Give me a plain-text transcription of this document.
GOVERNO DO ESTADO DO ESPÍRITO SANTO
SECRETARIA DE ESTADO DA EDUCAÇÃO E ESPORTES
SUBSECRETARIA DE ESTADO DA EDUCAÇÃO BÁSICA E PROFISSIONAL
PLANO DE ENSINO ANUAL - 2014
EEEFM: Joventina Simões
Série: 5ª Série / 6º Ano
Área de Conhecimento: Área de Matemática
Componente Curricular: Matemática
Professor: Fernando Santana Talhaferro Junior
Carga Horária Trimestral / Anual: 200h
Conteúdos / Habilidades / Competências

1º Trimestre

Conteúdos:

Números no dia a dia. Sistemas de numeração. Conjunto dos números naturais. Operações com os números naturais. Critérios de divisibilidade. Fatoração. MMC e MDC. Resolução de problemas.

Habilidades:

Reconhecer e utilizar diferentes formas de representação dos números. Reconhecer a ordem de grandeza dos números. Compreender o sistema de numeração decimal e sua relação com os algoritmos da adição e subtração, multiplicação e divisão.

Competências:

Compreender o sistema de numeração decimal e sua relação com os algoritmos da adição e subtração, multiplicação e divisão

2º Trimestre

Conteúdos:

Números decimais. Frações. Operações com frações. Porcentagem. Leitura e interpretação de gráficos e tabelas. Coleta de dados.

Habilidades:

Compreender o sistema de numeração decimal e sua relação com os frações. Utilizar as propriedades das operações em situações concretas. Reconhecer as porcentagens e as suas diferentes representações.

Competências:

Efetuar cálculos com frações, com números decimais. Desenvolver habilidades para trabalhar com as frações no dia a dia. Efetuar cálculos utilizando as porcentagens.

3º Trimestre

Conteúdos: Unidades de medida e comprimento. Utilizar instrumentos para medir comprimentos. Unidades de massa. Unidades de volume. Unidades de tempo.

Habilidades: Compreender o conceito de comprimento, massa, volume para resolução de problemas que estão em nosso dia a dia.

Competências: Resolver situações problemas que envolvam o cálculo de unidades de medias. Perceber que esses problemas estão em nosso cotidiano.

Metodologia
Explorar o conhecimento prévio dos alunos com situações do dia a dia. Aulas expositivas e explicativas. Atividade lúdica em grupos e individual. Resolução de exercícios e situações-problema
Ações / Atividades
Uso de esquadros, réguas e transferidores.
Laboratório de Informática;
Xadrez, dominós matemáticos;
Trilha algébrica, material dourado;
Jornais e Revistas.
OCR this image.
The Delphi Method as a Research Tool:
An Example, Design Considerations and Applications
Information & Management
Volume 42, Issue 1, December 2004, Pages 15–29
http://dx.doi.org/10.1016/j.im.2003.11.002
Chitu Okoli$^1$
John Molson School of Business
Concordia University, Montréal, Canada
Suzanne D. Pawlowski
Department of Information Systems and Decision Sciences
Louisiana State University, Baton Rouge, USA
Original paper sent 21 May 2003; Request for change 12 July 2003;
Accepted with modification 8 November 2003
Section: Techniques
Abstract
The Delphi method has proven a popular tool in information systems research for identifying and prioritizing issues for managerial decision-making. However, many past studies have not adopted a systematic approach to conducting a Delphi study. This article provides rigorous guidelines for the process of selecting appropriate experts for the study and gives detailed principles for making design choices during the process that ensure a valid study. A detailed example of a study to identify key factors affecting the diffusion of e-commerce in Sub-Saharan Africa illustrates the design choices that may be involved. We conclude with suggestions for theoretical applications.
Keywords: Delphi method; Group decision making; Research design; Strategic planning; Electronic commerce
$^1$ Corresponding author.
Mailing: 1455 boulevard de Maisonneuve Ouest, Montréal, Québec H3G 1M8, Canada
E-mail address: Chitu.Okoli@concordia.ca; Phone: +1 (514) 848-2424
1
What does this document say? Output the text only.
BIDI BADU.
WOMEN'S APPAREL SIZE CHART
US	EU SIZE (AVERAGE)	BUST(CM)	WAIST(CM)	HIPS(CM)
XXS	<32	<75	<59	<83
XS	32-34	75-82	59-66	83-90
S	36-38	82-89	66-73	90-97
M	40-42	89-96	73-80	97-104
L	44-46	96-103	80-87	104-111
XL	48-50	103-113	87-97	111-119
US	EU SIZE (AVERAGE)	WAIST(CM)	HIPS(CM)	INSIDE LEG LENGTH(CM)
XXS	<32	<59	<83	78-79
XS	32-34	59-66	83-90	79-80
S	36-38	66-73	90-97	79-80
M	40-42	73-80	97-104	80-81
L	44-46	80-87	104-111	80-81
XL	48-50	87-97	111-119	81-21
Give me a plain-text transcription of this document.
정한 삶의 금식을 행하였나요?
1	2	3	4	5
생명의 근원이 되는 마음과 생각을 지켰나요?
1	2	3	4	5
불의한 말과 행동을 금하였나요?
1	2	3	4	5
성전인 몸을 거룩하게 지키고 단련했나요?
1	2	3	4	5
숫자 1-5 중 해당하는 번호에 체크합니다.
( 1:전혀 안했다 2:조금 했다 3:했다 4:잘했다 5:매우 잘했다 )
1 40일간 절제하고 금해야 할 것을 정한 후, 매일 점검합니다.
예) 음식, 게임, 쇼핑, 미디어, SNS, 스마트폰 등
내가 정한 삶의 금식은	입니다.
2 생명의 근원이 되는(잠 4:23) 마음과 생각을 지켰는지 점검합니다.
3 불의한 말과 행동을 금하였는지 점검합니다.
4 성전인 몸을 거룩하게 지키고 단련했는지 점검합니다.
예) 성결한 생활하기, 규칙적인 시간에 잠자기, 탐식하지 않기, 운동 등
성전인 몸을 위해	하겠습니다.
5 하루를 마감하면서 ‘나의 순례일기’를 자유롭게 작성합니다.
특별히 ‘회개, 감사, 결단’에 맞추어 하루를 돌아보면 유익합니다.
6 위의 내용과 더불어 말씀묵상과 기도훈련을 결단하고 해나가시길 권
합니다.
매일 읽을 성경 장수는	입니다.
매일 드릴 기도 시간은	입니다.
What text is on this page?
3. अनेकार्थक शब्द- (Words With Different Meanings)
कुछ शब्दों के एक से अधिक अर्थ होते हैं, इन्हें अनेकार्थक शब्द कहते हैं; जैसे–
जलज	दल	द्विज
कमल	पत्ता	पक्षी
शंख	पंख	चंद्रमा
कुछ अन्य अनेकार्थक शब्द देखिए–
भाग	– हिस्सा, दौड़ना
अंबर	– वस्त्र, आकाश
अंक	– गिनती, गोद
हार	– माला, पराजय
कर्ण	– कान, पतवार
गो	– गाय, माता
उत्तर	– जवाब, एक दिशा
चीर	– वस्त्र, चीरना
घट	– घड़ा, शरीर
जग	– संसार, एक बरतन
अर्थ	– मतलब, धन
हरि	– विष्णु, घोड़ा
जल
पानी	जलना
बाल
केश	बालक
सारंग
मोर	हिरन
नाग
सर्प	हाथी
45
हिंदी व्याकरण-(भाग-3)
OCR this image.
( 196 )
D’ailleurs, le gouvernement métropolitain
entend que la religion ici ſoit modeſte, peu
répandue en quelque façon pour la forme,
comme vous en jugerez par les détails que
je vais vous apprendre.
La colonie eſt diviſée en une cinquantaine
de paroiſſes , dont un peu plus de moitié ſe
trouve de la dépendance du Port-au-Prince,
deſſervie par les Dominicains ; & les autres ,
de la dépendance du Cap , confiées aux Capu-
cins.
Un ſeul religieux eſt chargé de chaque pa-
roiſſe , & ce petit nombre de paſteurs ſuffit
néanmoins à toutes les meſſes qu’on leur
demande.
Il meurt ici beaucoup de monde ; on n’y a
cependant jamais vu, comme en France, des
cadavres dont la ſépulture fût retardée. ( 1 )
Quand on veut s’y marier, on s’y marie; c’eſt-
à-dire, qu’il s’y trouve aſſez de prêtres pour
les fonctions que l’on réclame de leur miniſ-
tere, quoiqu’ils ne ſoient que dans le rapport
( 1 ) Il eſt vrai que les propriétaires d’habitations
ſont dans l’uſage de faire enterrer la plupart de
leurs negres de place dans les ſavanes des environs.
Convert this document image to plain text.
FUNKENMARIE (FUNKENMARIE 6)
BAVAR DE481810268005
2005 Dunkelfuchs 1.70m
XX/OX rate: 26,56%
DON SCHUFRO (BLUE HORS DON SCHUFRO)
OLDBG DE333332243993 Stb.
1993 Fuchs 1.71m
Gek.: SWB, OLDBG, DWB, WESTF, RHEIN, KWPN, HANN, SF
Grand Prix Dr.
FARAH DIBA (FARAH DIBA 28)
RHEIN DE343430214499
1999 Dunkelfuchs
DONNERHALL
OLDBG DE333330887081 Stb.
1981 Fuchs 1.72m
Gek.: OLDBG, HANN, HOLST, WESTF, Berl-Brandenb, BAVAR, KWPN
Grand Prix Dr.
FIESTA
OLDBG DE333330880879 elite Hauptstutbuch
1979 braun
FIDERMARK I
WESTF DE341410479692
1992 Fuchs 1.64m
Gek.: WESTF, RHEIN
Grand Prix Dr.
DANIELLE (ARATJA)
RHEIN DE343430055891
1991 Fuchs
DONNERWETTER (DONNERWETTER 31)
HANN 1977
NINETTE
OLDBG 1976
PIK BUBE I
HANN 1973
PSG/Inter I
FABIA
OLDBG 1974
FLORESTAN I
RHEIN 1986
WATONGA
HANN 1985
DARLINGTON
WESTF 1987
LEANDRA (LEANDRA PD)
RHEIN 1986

+-------+

TASK PROMPT: List every line from the entries above in which "BAVAR" appears.

EXERCISE RESULT:
BAVAR DE481810268005
Gek.: OLDBG, HANN, HOLST, WESTF, Berl-Brandenb, BAVAR, KWPN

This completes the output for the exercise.